> _Task to carry out_:
Pick out the lines below that include the string "Knoblauch".

'''

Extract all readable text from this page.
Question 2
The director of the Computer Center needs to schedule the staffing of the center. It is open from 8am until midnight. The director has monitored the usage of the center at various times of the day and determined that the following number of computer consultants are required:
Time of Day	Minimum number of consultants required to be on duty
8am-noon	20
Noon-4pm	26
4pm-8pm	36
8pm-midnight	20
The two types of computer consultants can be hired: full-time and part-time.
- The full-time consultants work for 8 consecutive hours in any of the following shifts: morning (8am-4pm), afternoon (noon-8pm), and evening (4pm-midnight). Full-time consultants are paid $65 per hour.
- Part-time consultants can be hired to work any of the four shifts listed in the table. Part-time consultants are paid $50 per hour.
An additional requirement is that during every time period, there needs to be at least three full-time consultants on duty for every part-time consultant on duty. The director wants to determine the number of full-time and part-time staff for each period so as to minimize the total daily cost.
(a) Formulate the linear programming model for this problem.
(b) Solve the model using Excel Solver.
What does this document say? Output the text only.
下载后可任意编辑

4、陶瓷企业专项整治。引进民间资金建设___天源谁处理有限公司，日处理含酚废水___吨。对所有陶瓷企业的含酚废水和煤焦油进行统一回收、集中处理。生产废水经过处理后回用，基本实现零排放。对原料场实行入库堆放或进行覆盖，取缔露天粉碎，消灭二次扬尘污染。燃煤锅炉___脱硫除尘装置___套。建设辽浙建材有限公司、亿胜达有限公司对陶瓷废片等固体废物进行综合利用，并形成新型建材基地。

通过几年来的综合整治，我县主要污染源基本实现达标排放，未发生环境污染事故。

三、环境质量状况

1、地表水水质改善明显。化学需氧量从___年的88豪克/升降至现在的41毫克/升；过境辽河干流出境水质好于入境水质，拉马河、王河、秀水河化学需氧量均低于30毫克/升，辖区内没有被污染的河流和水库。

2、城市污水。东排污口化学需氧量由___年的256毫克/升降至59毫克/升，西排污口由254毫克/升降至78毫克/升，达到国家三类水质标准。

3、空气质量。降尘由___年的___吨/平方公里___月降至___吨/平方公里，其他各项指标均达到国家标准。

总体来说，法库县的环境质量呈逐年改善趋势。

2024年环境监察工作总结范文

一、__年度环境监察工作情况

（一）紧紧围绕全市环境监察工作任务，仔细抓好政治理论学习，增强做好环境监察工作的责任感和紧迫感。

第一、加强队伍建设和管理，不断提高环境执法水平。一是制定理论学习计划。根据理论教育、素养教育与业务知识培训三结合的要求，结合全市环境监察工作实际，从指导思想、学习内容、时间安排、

'''
'''

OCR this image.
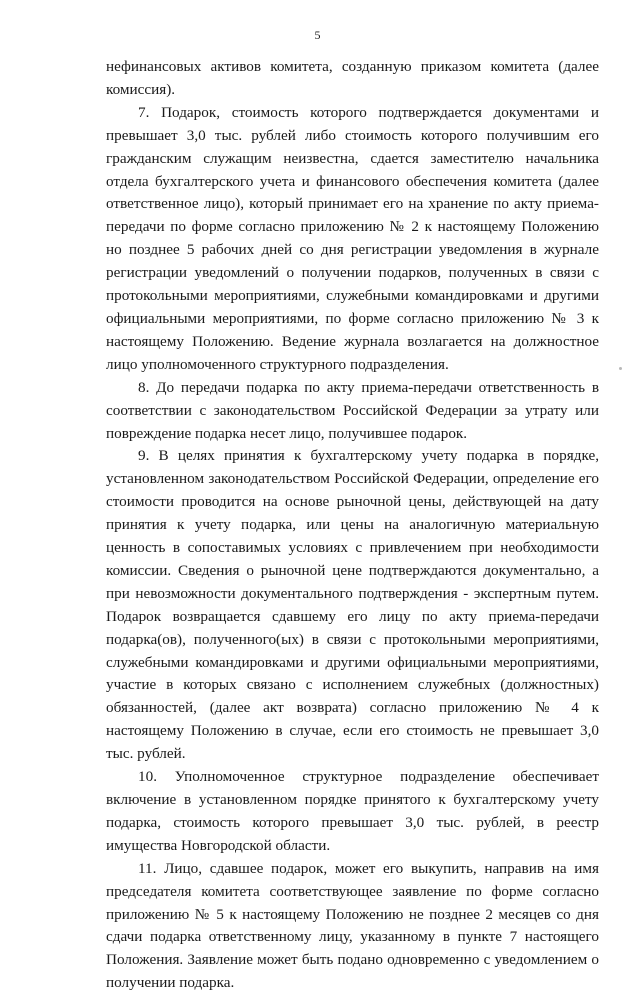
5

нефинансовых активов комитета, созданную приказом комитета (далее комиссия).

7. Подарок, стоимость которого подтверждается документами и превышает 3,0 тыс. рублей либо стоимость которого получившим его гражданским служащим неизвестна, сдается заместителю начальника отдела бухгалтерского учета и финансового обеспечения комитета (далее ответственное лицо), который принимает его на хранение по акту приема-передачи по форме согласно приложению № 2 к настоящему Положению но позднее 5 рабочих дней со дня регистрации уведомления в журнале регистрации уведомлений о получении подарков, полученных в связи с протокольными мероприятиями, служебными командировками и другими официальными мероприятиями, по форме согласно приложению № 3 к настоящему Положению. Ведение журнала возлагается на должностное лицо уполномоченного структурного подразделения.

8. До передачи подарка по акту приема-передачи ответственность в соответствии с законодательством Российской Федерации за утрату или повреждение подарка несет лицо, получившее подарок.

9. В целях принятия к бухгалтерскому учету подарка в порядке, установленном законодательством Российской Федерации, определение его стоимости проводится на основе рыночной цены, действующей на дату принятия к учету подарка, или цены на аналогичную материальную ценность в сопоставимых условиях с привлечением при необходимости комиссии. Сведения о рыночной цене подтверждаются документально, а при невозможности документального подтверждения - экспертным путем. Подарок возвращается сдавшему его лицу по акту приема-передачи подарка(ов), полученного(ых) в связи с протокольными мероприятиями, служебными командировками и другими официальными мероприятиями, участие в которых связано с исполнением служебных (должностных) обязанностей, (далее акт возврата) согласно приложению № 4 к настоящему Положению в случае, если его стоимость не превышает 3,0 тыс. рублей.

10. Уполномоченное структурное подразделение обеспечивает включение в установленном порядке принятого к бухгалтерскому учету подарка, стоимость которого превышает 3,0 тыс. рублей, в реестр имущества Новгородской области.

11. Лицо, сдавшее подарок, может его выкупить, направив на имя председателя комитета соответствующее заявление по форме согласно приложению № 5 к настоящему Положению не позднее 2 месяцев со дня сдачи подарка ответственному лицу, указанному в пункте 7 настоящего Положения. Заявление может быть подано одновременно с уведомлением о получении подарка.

'''
'''

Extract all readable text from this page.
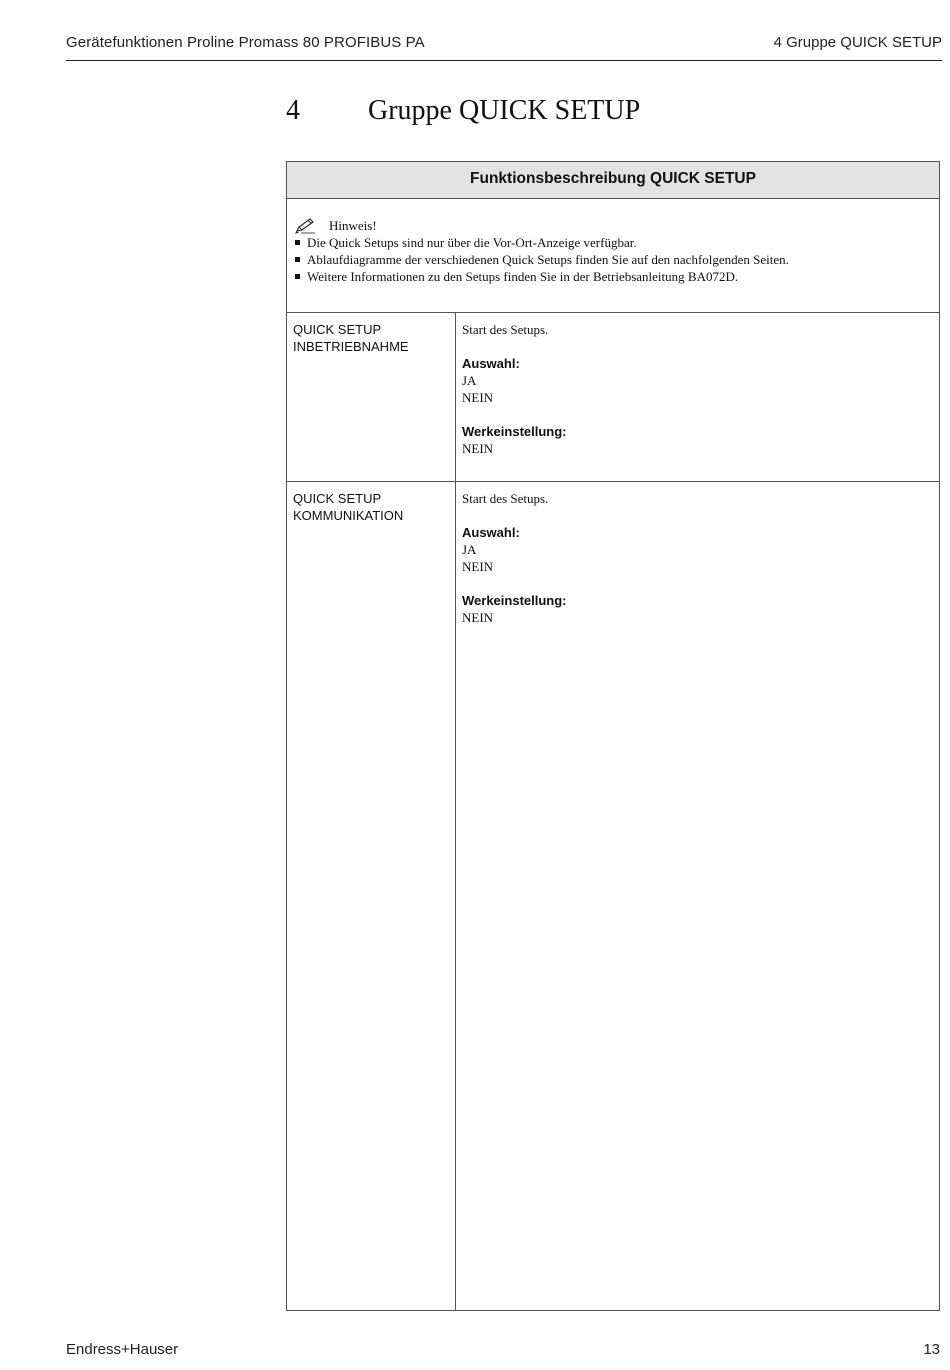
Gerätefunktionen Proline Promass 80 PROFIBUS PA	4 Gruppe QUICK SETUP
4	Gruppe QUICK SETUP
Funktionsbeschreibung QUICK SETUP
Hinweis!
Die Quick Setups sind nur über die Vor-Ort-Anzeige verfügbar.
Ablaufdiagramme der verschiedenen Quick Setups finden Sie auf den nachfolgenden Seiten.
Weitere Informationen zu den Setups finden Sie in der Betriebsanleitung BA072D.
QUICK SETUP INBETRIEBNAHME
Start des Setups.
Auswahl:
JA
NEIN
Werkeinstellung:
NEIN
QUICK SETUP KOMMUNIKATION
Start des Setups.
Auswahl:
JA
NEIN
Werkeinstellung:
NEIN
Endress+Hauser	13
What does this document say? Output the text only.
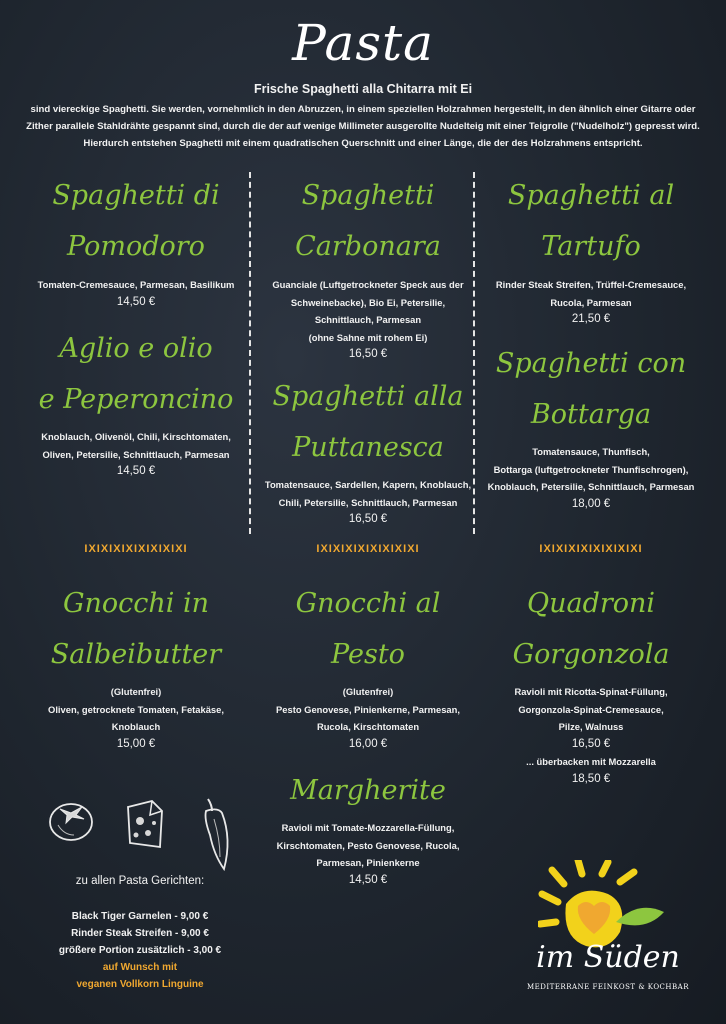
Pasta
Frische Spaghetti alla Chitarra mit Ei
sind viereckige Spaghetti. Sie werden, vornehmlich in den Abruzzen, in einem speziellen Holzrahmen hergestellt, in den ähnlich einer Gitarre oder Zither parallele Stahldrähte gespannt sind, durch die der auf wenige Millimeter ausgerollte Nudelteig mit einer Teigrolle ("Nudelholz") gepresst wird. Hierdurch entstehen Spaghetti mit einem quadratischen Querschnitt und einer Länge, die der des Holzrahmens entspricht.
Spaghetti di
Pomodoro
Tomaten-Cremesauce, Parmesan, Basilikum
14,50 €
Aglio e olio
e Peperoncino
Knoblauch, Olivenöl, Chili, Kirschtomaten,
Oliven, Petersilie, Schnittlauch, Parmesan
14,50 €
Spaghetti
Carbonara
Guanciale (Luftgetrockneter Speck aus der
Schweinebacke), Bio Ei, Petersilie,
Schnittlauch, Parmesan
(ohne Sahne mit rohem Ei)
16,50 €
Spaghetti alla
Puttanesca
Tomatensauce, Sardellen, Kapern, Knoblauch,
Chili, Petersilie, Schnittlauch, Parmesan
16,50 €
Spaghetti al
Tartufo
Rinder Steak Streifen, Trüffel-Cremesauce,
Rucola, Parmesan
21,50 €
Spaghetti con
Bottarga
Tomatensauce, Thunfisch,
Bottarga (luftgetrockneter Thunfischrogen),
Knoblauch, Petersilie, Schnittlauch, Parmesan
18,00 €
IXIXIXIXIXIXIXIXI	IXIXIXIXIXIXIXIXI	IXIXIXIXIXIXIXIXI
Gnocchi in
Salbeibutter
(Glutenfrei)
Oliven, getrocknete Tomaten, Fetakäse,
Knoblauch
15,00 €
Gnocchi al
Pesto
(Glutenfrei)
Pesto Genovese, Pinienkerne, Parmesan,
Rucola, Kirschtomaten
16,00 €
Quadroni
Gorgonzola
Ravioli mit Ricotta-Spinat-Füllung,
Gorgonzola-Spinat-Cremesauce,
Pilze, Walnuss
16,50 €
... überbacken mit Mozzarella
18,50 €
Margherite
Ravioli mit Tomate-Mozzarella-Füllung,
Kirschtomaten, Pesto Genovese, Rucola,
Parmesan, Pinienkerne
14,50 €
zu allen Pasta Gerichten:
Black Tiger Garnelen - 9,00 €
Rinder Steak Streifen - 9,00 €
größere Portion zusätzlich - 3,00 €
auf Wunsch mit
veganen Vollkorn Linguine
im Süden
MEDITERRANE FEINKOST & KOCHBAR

'''

> _The solution_:
Knoblauch, Olivenöl, Chili, Kirschtomaten,
Tomatensauce, Sardellen, Kapern, Knoblauch,
Knoblauch, Petersilie, Schnittlauch, Parmesan
Knoblauch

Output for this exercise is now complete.